§ Raw records
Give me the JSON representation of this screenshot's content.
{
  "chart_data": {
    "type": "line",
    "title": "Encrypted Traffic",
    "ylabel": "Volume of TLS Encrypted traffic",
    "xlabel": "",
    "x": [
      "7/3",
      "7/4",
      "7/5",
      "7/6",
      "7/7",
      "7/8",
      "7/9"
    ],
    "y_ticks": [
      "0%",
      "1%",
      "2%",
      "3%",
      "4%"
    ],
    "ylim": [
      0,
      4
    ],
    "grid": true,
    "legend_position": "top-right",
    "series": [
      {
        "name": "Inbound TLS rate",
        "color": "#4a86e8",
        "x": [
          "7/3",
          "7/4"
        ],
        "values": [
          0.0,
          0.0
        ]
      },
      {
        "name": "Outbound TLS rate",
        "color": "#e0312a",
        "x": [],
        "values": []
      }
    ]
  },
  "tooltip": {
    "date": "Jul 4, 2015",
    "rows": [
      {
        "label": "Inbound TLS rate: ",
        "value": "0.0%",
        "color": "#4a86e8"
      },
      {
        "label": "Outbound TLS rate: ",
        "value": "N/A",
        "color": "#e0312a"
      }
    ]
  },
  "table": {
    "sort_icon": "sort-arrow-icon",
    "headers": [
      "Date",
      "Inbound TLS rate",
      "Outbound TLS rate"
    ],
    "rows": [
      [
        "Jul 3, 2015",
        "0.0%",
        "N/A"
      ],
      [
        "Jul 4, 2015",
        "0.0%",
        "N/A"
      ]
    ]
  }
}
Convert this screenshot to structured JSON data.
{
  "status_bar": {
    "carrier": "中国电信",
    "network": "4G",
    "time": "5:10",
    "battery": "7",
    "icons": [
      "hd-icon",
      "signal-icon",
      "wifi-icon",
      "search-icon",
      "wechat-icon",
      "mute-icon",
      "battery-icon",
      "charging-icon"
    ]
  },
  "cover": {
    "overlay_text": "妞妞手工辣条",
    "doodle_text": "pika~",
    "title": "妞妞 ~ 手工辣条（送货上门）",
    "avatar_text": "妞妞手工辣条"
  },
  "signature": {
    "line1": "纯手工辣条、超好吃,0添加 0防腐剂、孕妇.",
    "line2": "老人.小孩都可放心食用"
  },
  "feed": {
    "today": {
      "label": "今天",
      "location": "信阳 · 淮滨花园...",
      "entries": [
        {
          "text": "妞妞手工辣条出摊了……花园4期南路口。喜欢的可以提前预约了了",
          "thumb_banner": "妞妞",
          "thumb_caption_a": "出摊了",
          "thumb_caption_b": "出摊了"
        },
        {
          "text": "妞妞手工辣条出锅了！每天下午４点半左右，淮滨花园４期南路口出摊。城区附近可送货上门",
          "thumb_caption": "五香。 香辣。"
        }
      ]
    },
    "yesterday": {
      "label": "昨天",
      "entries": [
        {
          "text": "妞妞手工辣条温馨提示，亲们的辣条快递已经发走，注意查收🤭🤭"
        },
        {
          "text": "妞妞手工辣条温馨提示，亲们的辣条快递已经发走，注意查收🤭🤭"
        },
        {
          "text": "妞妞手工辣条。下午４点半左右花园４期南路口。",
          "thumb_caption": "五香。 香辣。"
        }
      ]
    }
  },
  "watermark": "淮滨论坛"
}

§ What is being asked
Find the lines above that include the string "title" and copy them.

§ Task answer
    "title": "Encrypted Traffic",
    "title": "妞妞 ~ 手工辣条（送货上门）",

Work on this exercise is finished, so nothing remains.